/---

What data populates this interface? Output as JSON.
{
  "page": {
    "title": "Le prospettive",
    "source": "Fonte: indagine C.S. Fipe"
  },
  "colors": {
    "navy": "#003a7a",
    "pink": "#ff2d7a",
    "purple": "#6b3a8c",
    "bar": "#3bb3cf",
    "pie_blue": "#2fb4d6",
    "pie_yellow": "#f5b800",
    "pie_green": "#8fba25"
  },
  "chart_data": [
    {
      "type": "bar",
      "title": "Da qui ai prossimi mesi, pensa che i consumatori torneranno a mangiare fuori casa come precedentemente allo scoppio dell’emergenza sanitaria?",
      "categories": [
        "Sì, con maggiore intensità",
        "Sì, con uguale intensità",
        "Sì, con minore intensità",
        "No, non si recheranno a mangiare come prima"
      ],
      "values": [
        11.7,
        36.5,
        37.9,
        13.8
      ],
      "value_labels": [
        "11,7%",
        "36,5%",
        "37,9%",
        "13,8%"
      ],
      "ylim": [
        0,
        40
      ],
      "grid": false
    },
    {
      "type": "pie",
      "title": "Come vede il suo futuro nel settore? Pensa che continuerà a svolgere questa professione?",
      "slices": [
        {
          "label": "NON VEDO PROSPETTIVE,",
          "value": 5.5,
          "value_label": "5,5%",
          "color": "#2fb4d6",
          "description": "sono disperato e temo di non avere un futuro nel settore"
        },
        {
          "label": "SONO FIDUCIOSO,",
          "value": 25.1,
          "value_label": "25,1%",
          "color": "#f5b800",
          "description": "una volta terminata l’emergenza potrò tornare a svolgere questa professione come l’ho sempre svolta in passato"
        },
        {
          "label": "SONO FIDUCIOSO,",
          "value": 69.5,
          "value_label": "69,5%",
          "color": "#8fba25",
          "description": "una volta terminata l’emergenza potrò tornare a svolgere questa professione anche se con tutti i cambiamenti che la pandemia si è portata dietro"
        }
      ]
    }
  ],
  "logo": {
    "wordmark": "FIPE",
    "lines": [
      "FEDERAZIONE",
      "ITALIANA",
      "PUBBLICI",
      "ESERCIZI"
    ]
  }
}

\---
/---

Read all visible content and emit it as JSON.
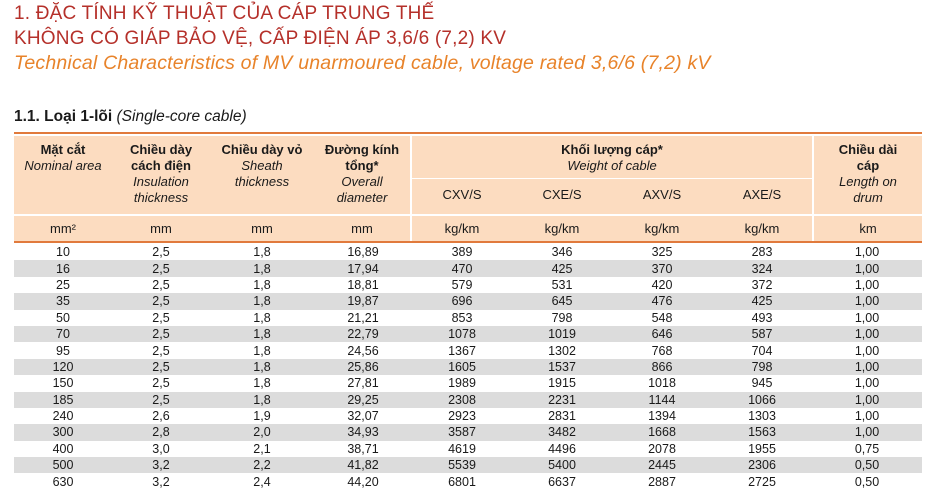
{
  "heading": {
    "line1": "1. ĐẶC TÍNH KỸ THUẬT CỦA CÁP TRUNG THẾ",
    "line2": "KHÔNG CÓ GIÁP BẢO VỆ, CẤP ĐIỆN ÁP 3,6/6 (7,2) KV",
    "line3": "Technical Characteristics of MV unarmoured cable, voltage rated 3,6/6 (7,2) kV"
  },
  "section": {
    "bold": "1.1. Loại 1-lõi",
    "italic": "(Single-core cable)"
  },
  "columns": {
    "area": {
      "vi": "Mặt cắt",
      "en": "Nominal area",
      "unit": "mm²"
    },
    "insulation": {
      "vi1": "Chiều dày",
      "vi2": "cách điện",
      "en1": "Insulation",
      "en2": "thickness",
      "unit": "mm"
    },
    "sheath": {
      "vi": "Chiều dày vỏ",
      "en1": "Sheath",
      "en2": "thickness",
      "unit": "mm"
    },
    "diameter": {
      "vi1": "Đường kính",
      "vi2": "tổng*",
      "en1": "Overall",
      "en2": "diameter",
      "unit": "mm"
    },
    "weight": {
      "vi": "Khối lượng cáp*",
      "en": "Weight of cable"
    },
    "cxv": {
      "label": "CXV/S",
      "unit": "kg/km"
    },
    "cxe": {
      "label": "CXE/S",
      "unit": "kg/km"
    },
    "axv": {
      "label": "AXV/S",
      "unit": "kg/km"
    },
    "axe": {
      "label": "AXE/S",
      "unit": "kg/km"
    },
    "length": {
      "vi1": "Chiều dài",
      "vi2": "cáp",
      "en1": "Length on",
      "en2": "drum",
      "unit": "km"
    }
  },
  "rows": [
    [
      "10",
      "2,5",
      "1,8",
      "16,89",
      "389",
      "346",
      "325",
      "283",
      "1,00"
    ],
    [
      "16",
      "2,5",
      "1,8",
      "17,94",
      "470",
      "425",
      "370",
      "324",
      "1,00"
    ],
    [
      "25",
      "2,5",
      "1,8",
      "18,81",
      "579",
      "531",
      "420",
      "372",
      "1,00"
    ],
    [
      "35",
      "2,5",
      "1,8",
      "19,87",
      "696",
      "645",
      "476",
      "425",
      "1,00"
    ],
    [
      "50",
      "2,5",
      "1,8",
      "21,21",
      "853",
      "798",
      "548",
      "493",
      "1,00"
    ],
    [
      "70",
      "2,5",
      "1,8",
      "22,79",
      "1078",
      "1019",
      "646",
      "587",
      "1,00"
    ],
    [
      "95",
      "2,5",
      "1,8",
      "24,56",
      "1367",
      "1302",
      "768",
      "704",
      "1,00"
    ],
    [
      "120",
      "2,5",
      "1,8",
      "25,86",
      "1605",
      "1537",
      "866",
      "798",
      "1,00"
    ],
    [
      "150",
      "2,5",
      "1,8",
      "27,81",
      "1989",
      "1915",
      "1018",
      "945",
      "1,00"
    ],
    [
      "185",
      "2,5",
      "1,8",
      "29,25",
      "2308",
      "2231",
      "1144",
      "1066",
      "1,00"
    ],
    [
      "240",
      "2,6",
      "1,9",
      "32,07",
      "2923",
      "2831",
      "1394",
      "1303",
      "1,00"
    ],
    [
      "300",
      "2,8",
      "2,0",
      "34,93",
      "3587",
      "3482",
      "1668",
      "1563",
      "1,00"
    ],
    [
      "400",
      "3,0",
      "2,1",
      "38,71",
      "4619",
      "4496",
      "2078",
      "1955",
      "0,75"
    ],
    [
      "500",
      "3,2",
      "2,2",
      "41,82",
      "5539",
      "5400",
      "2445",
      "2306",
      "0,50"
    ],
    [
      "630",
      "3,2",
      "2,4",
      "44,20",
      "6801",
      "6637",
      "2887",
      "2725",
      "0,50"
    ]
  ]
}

\---
/---

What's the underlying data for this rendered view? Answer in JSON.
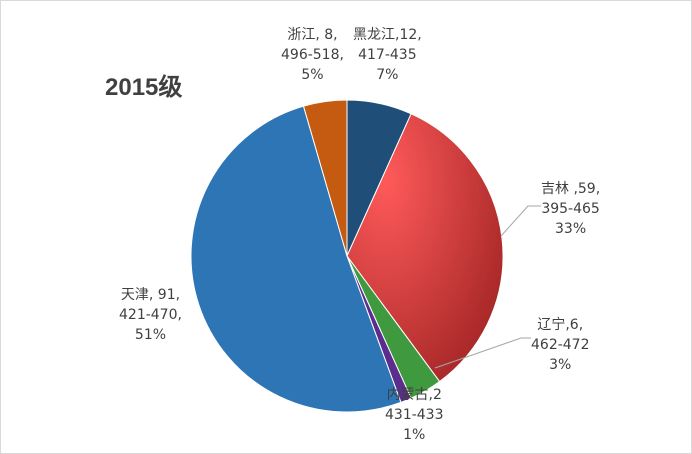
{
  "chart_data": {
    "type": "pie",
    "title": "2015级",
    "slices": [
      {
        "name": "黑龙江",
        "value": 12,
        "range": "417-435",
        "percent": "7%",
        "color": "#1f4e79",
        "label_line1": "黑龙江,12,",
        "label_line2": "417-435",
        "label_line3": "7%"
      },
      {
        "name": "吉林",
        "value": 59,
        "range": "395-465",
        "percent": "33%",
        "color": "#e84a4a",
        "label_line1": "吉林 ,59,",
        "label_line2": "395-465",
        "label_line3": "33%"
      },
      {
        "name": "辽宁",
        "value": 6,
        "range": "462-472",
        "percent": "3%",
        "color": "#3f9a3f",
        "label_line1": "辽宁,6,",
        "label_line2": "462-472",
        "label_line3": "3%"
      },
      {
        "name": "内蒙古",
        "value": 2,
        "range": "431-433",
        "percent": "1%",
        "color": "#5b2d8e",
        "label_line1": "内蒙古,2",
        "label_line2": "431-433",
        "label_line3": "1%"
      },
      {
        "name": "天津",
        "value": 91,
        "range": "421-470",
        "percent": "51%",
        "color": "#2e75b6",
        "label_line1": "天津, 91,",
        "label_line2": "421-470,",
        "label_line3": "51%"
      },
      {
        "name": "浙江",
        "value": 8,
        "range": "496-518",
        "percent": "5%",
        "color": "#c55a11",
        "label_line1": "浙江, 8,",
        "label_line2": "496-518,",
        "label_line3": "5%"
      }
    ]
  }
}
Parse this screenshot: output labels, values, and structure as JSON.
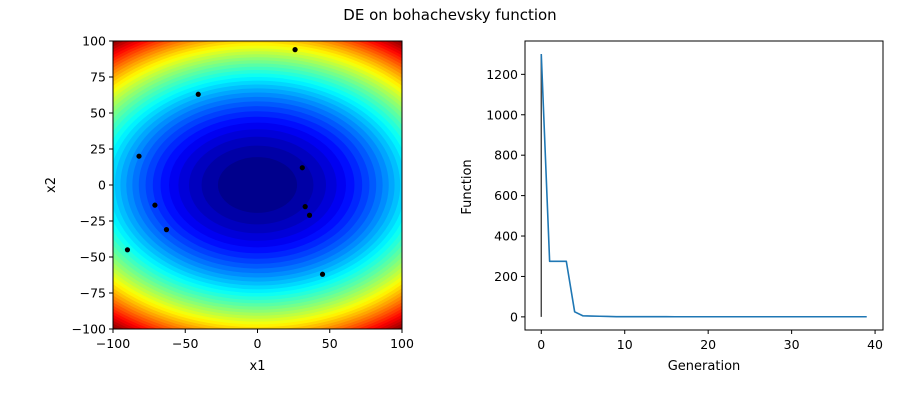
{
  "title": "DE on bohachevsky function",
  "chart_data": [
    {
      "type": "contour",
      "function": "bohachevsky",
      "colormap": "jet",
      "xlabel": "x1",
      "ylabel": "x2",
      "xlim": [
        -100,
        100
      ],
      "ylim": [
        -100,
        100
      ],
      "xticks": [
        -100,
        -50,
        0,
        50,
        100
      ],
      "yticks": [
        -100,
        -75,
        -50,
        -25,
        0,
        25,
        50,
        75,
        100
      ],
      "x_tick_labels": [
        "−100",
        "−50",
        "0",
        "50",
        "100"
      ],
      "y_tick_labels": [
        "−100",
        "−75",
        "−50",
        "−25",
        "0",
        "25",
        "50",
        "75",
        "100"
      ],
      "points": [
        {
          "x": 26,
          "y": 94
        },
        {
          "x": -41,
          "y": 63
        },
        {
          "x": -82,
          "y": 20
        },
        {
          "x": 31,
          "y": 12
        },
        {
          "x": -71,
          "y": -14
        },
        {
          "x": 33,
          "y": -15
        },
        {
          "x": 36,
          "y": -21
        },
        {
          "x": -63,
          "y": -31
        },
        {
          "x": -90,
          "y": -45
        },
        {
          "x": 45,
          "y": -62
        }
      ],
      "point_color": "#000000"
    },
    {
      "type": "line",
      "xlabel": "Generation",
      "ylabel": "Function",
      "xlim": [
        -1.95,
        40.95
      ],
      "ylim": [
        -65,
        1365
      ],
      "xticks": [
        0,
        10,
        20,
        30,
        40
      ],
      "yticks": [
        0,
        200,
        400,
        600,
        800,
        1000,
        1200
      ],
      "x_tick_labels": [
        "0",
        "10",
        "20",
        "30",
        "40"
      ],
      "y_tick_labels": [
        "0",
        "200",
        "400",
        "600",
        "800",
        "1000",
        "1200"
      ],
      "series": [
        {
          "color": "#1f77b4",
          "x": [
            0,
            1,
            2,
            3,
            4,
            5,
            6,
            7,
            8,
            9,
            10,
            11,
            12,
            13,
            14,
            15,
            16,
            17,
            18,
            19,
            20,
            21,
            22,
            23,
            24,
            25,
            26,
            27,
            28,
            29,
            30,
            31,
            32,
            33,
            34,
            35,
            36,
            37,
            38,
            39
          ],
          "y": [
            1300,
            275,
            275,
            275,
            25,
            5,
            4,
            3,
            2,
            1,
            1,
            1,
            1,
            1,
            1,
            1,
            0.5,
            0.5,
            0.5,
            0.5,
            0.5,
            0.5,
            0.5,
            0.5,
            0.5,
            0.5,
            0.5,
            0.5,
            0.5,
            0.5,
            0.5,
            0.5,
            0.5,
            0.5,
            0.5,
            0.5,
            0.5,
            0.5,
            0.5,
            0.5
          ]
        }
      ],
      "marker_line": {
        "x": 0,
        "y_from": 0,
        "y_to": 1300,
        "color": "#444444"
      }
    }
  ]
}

\---

§ **Instruction**: Show every line in the entries where the string "description" occurs.

§ **Response below**:
          "description": "sono disperato e temo di non avere un futuro nel settore"
          "description": "una volta terminata l’emergenza potrò tornare a svolgere questa professione come l’ho sempre svolta in passato"
          "description": "una volta terminata l’emergenza potrò tornare a svolgere questa professione anche se con tutti i cambiamenti che la pandemia si è portata dietro"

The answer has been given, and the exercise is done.